*** Given data ***

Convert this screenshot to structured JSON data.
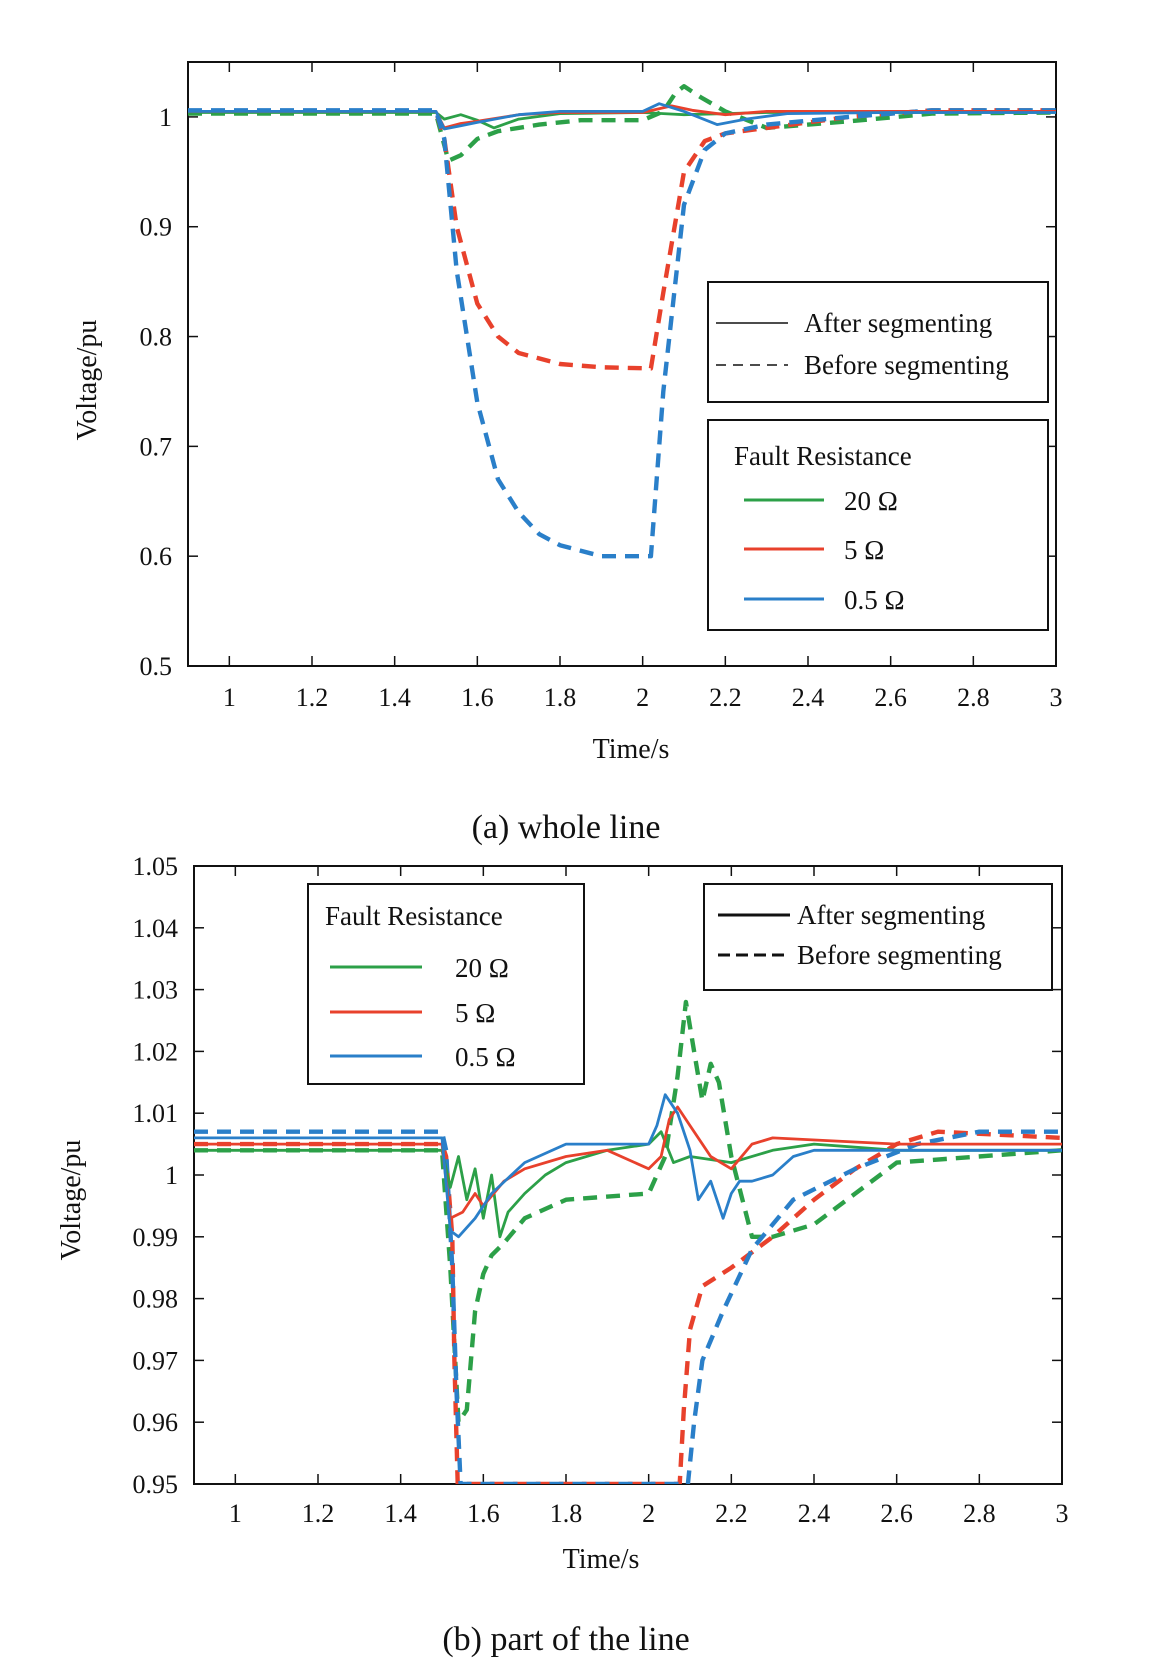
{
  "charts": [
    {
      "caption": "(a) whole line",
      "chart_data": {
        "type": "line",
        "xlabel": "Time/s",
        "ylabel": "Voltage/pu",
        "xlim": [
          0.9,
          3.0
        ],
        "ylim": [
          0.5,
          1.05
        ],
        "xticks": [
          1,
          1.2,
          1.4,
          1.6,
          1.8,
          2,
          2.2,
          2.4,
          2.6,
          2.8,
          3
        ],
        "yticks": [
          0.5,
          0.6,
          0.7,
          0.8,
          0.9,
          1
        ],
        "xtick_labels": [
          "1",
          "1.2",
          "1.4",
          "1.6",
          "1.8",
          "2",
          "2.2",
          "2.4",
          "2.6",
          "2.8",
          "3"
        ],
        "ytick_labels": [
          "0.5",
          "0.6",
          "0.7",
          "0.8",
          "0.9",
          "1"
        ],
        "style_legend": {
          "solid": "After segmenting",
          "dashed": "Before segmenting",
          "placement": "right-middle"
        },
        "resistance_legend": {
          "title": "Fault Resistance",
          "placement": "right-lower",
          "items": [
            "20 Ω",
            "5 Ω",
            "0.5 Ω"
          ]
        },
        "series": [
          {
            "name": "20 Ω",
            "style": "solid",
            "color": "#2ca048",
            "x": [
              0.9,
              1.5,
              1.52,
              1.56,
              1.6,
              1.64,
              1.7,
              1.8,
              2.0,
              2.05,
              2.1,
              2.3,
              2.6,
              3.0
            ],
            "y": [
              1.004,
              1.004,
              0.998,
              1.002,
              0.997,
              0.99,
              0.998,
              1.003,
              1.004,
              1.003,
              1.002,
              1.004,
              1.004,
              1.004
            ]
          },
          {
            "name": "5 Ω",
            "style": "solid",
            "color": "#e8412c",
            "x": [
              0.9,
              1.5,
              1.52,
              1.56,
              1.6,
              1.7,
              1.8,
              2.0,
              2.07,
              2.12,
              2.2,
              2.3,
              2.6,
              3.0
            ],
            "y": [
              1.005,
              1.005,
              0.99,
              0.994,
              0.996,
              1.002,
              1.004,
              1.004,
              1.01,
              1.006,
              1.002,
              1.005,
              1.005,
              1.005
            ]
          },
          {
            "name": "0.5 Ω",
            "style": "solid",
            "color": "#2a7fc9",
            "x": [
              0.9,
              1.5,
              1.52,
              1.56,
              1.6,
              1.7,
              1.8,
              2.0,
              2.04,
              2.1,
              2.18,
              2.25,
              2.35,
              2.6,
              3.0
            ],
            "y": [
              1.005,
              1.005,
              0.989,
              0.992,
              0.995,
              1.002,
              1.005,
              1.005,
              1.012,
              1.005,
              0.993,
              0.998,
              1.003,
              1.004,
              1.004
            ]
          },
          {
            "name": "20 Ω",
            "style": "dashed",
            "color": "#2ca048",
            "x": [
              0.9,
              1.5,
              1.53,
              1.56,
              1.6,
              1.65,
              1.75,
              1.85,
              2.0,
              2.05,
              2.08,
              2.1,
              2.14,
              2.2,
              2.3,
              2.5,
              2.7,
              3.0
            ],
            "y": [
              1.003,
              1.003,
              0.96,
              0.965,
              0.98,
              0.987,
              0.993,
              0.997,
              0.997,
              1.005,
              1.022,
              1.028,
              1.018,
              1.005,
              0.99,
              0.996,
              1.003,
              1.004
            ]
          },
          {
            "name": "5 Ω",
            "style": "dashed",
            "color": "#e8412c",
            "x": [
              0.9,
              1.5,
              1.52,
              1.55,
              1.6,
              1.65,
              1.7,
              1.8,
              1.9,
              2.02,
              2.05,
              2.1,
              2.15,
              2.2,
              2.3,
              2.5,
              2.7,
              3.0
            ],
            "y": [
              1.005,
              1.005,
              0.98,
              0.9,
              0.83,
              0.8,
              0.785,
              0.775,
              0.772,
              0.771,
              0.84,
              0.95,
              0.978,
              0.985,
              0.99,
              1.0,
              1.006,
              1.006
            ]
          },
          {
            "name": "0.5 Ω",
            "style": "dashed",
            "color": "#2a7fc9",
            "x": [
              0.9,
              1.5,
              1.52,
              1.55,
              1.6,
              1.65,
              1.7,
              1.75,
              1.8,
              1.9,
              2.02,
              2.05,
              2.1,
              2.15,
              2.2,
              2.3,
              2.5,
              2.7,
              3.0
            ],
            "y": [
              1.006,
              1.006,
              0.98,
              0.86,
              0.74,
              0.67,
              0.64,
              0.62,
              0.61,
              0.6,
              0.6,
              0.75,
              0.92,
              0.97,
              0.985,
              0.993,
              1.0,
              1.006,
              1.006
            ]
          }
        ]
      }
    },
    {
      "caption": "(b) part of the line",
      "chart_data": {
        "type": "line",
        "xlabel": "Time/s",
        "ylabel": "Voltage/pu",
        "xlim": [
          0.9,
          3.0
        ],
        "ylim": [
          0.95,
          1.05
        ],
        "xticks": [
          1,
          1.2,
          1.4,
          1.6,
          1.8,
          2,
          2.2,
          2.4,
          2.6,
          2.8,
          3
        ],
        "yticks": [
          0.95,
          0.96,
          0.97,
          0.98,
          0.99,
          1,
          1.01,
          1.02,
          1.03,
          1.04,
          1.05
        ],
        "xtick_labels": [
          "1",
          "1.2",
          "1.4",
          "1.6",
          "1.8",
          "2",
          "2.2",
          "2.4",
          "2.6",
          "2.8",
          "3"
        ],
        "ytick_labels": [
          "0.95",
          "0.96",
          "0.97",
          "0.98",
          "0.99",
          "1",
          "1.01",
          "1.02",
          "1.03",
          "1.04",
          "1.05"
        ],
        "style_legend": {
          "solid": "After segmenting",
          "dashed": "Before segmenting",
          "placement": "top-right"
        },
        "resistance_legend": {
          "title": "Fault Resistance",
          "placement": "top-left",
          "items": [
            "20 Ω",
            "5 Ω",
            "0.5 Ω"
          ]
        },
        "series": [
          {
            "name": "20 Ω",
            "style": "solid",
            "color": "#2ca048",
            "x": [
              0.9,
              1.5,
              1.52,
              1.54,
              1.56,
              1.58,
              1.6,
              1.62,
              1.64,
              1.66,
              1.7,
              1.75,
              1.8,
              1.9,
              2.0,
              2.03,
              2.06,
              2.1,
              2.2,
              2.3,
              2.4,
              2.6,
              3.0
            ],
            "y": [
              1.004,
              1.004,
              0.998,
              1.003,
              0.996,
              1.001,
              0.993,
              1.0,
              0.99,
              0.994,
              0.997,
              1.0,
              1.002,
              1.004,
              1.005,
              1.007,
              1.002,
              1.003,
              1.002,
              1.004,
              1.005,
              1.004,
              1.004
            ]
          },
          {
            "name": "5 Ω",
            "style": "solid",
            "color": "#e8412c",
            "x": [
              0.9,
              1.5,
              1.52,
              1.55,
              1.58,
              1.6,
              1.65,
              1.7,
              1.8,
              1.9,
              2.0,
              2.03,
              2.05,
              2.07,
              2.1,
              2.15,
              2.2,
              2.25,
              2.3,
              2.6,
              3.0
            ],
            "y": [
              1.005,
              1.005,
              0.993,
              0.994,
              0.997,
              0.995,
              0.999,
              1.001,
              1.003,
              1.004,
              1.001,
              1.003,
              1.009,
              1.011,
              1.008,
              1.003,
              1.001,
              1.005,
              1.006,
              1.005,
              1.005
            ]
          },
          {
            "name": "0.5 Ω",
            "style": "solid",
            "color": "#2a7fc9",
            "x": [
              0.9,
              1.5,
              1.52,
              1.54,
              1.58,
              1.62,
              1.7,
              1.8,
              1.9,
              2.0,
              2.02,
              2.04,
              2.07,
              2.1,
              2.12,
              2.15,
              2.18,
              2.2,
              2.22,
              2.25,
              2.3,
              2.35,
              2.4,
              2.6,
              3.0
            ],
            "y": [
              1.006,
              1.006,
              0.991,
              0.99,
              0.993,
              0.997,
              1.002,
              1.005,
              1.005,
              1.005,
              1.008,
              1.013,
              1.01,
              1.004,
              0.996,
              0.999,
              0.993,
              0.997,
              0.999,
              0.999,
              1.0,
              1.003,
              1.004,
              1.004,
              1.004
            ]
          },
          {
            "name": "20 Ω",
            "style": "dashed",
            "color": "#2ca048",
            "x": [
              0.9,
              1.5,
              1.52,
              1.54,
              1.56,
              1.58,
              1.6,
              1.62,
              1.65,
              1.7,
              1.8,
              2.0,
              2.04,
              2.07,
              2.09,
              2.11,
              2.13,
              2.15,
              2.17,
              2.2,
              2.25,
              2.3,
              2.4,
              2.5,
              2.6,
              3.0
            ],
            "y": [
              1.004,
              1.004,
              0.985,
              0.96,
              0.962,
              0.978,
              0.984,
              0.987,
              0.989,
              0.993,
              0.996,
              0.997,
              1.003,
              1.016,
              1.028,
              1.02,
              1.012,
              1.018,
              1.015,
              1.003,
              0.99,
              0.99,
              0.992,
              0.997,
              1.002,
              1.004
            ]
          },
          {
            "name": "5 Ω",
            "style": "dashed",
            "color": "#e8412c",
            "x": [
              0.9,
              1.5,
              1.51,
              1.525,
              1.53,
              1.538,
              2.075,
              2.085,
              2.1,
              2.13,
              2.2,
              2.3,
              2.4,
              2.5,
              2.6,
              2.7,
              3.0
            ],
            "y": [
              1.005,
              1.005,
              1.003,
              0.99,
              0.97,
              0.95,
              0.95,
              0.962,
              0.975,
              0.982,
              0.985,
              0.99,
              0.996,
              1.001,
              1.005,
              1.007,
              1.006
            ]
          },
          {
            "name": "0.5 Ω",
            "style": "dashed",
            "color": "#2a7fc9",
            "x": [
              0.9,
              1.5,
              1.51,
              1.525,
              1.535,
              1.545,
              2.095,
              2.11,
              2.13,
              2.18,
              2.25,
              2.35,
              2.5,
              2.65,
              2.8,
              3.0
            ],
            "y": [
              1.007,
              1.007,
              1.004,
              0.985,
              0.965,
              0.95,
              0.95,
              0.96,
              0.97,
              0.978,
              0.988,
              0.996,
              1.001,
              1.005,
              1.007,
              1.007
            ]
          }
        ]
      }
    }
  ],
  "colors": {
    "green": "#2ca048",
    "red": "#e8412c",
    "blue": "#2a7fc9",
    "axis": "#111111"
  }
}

***
*** Given data ***

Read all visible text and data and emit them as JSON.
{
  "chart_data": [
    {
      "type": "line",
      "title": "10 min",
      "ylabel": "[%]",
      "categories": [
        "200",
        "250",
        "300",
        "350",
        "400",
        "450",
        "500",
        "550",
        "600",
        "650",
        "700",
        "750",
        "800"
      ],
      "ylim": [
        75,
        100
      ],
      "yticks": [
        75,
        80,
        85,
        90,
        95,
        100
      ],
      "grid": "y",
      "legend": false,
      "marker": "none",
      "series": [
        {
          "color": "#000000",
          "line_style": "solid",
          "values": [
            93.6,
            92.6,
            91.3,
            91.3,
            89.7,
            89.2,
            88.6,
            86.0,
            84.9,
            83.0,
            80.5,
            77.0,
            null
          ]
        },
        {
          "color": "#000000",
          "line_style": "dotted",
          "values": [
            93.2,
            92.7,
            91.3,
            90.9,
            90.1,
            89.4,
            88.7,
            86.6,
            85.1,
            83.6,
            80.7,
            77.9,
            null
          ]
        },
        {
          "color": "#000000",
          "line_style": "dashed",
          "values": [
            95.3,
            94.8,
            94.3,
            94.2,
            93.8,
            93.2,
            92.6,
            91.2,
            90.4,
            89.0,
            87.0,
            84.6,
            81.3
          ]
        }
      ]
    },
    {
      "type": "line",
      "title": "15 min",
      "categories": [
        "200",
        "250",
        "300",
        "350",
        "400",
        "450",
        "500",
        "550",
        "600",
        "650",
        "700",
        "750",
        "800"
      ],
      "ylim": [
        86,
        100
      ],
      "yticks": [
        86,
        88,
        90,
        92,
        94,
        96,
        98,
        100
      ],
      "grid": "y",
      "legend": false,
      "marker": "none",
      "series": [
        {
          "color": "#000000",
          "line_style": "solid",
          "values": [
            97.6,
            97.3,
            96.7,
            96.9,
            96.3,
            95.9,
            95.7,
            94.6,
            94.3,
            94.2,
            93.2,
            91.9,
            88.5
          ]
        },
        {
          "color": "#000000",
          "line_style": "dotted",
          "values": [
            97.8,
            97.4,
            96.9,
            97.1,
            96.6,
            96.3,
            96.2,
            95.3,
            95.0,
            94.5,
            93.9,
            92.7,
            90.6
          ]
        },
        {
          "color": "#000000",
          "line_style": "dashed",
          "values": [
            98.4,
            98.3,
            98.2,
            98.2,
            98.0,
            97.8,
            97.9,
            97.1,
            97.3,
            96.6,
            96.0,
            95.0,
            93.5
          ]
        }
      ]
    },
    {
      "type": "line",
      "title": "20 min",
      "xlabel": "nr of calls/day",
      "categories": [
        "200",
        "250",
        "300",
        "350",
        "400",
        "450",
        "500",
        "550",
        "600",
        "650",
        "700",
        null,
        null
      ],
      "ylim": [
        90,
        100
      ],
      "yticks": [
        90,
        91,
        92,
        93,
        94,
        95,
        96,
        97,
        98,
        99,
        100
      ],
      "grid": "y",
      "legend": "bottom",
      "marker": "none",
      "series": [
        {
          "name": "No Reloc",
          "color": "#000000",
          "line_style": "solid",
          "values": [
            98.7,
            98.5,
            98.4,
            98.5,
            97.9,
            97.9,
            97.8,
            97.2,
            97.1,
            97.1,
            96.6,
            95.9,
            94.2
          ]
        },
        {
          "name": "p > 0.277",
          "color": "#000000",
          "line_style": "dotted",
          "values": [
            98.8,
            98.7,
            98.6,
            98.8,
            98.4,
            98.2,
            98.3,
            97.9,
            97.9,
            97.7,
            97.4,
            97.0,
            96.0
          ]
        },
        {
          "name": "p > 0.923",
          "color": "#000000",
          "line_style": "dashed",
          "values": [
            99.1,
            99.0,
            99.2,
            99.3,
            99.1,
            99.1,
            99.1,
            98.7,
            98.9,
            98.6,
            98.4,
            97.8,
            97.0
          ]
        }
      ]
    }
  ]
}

***

What to do: Where a line contains "title", copy that line.

Expected answer:
          "title": "Fault Resistance",
          "title": "Fault Resistance",
      "title": "10 min",
      "title": "15 min",
      "title": "20 min",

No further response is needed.